Chart and figure data:
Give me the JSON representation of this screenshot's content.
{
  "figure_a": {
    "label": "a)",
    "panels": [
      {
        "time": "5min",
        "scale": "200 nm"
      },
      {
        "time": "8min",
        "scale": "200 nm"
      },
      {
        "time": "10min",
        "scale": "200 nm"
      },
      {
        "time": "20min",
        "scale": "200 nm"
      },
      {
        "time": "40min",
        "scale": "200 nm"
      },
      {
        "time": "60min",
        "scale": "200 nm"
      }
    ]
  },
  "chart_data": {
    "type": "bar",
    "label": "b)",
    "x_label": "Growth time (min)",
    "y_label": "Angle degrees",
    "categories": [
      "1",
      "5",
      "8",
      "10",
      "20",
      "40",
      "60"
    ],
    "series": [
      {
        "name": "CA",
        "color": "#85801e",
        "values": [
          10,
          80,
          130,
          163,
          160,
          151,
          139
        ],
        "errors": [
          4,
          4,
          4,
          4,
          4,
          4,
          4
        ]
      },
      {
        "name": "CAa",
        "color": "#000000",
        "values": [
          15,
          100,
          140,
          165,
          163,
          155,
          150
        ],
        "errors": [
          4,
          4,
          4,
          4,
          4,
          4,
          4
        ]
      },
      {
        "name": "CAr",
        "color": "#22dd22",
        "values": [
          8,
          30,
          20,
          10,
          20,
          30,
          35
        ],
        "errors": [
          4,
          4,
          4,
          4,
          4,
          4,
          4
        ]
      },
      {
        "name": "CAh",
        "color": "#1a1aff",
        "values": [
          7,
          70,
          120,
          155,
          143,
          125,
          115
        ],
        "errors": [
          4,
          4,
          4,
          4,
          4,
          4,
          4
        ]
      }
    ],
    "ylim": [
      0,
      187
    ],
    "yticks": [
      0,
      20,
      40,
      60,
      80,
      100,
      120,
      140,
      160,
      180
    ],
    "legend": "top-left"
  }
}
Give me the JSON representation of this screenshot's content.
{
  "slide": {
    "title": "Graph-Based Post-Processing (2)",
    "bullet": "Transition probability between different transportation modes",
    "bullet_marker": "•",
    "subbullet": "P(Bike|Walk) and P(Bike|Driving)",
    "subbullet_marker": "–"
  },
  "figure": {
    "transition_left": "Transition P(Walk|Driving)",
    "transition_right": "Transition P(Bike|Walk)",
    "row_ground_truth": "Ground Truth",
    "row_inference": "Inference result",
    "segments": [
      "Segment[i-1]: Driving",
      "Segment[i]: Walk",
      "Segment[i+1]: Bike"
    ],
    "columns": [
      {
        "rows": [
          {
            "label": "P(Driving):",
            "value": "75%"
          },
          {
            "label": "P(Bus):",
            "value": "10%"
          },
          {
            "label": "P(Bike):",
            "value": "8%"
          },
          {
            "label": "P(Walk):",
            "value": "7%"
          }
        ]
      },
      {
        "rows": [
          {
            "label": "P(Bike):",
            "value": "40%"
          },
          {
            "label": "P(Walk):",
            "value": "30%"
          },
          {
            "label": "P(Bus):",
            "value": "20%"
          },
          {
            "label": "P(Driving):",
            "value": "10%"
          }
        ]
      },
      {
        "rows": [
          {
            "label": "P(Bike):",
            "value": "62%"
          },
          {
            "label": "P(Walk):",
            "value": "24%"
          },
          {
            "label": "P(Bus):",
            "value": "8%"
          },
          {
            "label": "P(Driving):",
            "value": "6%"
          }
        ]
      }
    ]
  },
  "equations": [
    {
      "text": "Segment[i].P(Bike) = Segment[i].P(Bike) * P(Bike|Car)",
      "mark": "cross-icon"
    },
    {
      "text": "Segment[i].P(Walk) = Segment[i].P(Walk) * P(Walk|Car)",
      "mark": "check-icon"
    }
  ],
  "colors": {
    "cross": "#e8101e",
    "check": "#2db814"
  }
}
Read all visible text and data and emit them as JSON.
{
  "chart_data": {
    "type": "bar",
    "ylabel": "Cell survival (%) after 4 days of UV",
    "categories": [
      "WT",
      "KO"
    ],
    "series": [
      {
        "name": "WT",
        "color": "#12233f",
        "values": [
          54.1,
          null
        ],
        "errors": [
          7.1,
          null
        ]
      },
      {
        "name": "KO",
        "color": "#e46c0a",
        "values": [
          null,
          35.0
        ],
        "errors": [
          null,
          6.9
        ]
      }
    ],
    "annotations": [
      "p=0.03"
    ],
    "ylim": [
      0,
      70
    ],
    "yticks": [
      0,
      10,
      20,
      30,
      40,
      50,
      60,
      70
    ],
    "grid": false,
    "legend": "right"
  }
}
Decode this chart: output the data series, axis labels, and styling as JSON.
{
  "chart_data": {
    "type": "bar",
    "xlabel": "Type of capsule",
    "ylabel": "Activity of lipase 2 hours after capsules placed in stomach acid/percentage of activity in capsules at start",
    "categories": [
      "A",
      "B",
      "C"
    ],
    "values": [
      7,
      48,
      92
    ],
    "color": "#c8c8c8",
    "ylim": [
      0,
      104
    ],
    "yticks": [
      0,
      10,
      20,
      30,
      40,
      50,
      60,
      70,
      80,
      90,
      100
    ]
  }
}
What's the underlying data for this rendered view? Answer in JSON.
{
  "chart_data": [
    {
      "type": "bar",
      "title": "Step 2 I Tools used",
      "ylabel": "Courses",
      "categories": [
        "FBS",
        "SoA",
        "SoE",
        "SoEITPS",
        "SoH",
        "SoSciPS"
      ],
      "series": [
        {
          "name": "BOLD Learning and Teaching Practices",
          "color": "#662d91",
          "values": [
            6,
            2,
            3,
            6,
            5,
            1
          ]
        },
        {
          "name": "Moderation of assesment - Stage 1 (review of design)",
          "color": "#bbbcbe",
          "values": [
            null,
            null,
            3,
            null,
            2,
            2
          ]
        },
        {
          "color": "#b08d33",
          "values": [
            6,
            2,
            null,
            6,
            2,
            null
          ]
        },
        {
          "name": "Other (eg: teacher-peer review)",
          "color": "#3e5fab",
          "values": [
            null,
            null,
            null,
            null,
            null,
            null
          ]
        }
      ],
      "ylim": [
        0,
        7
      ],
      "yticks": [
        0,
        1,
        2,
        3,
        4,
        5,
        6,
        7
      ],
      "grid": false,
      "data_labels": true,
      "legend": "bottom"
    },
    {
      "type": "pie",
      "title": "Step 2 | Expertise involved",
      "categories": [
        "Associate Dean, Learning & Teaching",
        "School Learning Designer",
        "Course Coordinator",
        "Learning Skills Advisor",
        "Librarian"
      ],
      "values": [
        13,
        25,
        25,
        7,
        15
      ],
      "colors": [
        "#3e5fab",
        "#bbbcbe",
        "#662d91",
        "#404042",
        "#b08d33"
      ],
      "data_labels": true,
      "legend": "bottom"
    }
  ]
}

What to do: Locate the lines above that hold the word "JSON". Show every one of them.

Output below:
Give me the JSON representation of this screenshot's content.
Give me the JSON representation of this screenshot's content.
Read all visible text and data and emit them as JSON.
Decode this chart: output the data series, axis labels, and styling as JSON.
What's the underlying data for this rendered view? Answer in JSON.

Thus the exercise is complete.